Annotated element entries
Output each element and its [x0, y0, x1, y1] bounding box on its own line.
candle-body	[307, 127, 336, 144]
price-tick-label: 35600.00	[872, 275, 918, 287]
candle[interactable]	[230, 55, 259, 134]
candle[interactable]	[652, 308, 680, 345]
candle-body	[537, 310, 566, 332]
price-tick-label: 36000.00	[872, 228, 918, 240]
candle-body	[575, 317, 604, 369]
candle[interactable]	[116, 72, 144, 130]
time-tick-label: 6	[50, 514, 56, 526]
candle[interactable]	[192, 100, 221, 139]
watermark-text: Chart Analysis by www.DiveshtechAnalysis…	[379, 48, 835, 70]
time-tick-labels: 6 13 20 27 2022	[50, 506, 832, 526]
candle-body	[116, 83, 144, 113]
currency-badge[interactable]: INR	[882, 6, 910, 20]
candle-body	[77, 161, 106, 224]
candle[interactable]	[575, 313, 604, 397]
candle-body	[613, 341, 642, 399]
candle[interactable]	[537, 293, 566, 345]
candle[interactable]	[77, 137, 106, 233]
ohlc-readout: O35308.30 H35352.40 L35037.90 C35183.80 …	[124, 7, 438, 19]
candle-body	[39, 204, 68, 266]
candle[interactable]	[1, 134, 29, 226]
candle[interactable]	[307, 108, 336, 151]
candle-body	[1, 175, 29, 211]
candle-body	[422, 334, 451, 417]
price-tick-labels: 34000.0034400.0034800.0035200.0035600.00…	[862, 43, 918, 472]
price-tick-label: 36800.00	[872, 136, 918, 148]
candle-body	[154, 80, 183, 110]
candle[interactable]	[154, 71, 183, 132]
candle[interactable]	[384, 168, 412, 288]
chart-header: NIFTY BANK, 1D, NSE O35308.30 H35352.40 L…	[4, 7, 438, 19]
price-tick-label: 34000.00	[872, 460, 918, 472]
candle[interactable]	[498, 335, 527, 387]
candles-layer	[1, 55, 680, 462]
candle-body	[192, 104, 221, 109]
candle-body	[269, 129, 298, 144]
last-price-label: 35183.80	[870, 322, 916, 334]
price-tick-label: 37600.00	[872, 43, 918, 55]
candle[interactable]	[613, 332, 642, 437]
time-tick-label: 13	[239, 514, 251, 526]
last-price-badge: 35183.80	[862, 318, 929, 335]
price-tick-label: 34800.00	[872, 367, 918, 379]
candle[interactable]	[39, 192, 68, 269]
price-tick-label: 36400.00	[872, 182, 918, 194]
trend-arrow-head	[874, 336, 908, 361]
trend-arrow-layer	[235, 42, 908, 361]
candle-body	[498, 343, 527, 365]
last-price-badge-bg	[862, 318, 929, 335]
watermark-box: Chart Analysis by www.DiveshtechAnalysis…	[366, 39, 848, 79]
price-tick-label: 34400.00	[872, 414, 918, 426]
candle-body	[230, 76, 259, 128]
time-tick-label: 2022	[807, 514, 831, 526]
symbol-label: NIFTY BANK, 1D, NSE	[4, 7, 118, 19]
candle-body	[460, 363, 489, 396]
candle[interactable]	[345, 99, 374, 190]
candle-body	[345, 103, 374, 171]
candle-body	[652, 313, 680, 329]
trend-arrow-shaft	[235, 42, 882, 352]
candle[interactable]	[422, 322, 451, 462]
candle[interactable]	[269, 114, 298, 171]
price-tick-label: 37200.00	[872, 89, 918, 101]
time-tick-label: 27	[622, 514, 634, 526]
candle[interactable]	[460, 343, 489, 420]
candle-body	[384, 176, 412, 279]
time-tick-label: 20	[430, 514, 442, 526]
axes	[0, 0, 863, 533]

→ **Set exercise**: Copy out everything from the start of the records down to the line containing "80, 183, 110]", including both ends.

→ **Solution for this problem**:
Output each element and its [x0, y0, x1, y1] bounding box on its own line.
candle-body	[307, 127, 336, 144]
price-tick-label: 35600.00	[872, 275, 918, 287]
candle[interactable]	[230, 55, 259, 134]
candle[interactable]	[652, 308, 680, 345]
candle-body	[537, 310, 566, 332]
price-tick-label: 36000.00	[872, 228, 918, 240]
candle-body	[575, 317, 604, 369]
candle[interactable]	[116, 72, 144, 130]
time-tick-label: 6	[50, 514, 56, 526]
candle[interactable]	[192, 100, 221, 139]
watermark-text: Chart Analysis by www.DiveshtechAnalysis…	[379, 48, 835, 70]
time-tick-labels: 6 13 20 27 2022	[50, 506, 832, 526]
candle-body	[116, 83, 144, 113]
currency-badge[interactable]: INR	[882, 6, 910, 20]
candle-body	[77, 161, 106, 224]
candle[interactable]	[575, 313, 604, 397]
candle-body	[613, 341, 642, 399]
candle[interactable]	[537, 293, 566, 345]
candle[interactable]	[77, 137, 106, 233]
ohlc-readout: O35308.30 H35352.40 L35037.90 C35183.80 …	[124, 7, 438, 19]
candle-body	[39, 204, 68, 266]
candle[interactable]	[1, 134, 29, 226]
candle[interactable]	[307, 108, 336, 151]
candle-body	[1, 175, 29, 211]
candle-body	[422, 334, 451, 417]
price-tick-labels: 34000.0034400.0034800.0035200.0035600.00…	[862, 43, 918, 472]
price-tick-label: 36800.00	[872, 136, 918, 148]
candle-body	[154, 80, 183, 110]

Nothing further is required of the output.